*SET PROBLEM*
Lines holding the string "षवचन" are the ones to copy from this listing.

*RECORD EXTRACTS*
◇ ◇ ◇
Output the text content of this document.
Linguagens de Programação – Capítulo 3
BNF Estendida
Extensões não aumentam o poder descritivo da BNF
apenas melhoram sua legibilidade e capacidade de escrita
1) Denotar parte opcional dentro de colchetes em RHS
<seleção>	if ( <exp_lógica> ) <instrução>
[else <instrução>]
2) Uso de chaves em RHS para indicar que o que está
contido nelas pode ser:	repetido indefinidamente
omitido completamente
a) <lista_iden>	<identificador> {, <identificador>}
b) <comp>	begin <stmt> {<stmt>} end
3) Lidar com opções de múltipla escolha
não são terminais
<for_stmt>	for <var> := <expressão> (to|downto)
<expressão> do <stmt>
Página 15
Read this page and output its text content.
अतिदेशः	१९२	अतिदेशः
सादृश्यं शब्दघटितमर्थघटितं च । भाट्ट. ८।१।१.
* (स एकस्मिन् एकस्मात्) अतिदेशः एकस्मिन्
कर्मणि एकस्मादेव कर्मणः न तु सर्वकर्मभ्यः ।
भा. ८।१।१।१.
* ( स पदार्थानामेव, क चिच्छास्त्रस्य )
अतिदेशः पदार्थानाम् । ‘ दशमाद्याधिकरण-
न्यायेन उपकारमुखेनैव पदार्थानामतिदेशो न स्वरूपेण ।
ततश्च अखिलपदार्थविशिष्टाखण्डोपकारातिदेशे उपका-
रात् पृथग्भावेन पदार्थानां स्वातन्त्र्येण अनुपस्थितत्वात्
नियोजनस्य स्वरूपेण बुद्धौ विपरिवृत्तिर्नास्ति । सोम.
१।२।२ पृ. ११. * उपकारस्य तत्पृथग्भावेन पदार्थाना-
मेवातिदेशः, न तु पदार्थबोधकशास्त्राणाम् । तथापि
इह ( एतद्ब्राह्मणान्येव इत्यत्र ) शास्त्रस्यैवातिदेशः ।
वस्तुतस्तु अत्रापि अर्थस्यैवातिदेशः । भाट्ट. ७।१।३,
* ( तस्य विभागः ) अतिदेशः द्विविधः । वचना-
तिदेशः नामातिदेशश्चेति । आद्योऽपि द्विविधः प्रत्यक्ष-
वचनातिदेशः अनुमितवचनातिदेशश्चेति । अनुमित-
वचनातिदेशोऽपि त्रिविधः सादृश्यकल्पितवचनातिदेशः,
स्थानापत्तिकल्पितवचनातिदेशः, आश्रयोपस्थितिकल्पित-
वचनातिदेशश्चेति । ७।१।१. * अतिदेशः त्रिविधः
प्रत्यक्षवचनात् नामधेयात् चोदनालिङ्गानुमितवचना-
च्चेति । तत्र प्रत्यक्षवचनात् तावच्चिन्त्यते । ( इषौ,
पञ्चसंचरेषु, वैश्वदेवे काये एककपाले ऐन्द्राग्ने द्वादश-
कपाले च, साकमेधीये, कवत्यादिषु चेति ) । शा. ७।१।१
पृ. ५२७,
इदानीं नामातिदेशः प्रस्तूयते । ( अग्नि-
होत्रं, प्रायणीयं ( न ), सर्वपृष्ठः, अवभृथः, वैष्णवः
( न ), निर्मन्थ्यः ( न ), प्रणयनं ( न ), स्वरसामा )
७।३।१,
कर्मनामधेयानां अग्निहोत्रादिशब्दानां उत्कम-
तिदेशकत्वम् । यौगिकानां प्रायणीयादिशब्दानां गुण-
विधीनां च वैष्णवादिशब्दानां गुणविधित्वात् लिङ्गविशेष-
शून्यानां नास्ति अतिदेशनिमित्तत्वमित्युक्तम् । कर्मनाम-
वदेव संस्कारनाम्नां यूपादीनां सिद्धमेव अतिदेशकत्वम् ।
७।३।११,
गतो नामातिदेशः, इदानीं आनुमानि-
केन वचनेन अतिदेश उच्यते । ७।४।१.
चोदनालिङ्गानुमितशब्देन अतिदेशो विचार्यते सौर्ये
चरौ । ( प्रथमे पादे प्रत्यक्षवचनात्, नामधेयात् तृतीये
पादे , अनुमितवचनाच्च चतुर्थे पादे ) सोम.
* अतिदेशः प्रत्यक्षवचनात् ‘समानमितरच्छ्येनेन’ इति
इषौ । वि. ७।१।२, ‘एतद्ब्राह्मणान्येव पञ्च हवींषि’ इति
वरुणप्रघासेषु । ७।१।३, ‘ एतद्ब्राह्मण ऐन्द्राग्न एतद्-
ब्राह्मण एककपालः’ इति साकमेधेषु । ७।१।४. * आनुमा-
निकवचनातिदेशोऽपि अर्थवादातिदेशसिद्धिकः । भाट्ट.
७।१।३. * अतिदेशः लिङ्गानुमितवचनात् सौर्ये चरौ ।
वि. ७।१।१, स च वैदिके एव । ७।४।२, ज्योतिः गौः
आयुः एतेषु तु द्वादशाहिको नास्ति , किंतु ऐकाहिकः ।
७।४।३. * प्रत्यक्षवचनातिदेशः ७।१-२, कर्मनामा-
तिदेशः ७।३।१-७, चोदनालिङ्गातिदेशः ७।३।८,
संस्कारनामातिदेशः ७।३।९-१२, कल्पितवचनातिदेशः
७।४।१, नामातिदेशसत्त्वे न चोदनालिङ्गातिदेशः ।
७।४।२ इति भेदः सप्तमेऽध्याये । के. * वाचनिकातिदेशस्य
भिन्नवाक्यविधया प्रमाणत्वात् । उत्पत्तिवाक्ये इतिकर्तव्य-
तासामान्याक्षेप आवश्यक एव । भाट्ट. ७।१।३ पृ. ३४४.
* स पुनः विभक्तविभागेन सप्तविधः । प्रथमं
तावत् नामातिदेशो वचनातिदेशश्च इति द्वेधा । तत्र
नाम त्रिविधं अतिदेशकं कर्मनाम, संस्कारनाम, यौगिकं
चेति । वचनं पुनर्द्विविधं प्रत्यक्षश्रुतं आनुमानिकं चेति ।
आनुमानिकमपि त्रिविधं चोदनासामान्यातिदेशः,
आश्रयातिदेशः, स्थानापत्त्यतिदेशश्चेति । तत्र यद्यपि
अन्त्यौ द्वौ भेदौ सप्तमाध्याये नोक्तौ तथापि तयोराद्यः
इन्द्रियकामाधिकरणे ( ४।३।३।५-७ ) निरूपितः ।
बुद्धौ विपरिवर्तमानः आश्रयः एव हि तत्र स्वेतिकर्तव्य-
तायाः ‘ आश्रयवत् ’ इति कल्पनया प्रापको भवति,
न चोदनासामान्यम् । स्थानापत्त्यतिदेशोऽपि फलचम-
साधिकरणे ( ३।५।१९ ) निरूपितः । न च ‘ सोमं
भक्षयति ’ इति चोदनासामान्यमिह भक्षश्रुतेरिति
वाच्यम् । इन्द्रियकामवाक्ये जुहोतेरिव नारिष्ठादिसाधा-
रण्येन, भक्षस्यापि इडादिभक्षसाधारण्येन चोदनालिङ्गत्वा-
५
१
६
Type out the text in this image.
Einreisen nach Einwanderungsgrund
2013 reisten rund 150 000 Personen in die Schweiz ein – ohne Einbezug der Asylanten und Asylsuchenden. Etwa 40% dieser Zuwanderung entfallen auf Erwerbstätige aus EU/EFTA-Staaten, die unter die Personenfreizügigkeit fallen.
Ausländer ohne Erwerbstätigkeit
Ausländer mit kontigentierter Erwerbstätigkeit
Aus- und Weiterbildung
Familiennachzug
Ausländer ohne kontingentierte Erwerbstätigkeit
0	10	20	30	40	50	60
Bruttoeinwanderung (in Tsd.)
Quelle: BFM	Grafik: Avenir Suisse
◇ ◇ ◇
*TASK OUTPUT*
प्रत्यक्षवचनात् नामधेयात् चोदनालिङ्गानुमितवचना-
च्चेति । तत्र प्रत्यक्षवचनात् तावच्चिन्त्यते । ( इषौ,
चरौ । ( प्रथमे पादे प्रत्यक्षवचनात्, नामधेयात् तृतीये
* अतिदेशः प्रत्यक्षवचनात् ‘समानमितरच्छ्येनेन’ इति
७।४।३. * प्रत्यक्षवचनातिदेशः ७।१-२, कर्मनामा-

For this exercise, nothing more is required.